◆ **Exercise goal**
Your task is to filter the data below down to the lines holding "Predicted".

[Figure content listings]

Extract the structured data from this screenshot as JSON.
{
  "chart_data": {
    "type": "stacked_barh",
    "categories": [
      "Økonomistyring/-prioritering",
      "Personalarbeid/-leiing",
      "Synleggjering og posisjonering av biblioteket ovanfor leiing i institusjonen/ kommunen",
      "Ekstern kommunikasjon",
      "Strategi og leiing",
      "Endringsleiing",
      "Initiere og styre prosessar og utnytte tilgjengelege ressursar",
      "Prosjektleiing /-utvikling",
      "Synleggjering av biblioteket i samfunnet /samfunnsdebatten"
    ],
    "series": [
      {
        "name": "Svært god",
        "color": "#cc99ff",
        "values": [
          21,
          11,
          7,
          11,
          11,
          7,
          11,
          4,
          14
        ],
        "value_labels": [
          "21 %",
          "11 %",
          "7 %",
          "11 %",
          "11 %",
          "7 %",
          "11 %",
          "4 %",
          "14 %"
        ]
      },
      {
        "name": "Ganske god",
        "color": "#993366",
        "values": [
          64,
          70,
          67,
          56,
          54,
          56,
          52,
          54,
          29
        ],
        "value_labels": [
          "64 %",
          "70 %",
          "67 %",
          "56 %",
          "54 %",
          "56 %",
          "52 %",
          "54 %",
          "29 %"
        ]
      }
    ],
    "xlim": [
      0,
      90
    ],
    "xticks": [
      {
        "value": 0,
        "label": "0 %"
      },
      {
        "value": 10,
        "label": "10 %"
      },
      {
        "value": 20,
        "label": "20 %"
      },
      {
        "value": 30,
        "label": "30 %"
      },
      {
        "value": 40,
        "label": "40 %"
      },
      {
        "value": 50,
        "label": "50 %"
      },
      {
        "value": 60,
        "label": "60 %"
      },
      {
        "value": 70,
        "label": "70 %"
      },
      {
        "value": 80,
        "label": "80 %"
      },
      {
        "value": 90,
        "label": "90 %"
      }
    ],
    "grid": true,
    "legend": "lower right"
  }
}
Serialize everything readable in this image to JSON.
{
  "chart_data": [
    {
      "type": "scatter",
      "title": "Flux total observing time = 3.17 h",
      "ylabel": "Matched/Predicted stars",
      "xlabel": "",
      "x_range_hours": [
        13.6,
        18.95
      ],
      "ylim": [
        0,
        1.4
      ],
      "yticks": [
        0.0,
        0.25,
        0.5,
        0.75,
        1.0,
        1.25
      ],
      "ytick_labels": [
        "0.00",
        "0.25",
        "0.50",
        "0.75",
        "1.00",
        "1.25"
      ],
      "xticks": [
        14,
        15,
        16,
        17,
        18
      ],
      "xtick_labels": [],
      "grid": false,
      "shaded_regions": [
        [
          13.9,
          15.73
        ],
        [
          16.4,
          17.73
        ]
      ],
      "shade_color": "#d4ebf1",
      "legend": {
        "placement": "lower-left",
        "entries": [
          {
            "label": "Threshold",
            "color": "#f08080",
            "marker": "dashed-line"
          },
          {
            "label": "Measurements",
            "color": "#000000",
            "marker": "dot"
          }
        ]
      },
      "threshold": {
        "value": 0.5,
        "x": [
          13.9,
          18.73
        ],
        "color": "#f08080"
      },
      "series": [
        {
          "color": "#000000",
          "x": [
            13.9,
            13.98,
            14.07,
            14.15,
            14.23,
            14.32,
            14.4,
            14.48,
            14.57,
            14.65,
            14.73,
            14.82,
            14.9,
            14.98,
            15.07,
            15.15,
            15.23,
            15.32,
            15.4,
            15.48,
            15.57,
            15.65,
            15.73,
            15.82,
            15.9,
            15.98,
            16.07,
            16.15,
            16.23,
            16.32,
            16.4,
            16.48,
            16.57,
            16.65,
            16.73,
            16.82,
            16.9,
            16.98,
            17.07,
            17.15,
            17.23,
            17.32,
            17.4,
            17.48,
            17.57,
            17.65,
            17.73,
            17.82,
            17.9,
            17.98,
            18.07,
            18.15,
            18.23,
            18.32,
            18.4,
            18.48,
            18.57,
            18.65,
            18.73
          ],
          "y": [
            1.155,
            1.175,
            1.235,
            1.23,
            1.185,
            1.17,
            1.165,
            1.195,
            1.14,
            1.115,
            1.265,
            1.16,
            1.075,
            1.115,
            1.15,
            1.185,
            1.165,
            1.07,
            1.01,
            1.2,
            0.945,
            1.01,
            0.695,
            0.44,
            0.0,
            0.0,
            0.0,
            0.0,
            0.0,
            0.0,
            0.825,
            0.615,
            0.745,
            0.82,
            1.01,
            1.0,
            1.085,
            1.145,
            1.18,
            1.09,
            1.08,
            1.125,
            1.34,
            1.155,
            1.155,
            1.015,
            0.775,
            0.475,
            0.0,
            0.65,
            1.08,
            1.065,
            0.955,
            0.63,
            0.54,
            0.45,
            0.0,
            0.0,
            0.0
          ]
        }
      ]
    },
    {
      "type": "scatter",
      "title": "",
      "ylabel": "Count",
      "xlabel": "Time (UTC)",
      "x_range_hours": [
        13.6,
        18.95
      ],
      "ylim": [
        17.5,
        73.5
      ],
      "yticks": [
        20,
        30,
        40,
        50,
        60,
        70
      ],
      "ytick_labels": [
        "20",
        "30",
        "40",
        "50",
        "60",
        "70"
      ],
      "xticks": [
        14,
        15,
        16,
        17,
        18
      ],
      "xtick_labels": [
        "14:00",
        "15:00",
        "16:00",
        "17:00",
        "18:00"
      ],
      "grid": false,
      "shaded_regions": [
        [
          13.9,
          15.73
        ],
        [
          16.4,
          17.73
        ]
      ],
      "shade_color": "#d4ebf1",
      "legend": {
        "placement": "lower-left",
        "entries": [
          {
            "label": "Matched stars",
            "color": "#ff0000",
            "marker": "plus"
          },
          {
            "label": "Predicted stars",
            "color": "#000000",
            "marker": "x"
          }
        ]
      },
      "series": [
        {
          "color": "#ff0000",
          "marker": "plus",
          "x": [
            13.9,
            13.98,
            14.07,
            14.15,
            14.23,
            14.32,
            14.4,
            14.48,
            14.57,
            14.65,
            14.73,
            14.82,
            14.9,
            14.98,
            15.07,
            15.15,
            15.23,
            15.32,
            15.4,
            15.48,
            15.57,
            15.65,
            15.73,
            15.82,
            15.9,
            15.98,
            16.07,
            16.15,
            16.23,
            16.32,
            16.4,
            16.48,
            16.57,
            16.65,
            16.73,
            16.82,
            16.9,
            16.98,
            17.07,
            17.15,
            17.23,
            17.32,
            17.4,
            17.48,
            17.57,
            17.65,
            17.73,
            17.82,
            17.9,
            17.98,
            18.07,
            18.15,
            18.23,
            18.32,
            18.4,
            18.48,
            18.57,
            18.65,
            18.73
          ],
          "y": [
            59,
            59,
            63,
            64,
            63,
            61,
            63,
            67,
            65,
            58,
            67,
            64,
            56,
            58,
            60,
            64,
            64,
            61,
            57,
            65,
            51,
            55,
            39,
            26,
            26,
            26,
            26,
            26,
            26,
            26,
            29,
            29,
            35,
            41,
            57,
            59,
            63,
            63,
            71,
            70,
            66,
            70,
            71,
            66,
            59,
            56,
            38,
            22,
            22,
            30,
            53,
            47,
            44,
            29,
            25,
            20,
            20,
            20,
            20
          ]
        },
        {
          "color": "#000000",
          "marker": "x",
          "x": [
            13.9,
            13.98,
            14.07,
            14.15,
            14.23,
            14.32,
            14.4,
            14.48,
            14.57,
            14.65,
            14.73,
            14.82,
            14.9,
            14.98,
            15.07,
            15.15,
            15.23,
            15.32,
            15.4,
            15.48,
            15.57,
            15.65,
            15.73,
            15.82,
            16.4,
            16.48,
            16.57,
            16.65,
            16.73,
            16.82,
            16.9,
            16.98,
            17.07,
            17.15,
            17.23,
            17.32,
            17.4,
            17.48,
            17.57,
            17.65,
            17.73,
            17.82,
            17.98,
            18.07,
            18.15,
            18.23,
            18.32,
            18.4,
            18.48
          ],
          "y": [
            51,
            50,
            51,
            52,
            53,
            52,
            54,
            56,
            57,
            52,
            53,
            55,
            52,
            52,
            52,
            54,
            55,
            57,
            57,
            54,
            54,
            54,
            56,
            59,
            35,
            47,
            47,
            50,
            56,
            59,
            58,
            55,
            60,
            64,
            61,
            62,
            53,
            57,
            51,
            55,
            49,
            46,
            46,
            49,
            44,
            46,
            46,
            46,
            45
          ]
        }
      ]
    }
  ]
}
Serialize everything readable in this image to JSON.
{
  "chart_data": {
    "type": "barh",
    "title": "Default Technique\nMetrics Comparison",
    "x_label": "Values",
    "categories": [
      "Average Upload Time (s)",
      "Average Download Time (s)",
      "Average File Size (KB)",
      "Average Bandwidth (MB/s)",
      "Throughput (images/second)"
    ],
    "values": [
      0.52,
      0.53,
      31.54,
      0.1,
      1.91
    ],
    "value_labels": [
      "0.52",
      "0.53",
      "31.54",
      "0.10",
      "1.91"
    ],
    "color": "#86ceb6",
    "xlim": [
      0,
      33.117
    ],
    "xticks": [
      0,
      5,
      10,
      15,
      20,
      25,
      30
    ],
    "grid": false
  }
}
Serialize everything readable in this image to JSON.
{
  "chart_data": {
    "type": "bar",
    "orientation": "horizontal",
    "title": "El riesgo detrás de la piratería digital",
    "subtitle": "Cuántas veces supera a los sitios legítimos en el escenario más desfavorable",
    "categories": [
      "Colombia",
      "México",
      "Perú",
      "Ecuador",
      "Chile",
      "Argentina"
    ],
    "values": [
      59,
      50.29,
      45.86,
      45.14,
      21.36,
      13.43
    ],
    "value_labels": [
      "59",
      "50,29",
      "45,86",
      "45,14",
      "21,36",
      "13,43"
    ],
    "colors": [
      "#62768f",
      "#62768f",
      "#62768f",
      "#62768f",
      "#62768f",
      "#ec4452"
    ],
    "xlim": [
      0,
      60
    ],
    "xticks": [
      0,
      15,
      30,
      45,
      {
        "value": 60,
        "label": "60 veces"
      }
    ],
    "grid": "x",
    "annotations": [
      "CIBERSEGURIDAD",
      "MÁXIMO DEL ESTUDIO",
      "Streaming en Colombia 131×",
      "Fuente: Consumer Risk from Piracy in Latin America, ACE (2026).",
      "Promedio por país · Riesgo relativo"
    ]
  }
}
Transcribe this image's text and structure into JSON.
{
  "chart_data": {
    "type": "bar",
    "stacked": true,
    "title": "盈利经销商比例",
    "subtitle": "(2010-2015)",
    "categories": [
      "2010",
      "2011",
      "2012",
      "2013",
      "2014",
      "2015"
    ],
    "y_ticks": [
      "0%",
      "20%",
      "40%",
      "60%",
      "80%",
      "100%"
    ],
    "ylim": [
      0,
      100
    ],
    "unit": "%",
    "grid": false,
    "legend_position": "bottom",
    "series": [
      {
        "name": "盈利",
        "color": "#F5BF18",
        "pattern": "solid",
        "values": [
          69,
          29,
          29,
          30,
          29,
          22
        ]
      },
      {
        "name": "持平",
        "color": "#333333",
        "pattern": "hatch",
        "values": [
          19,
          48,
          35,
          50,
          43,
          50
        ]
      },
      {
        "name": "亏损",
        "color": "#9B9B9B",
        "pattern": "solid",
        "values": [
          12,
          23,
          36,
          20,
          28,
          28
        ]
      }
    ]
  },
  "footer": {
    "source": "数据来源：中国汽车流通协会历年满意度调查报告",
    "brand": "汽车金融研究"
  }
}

◆ **Output below**
      "ylabel": "Matched/Predicted stars",
            "label": "Predicted stars",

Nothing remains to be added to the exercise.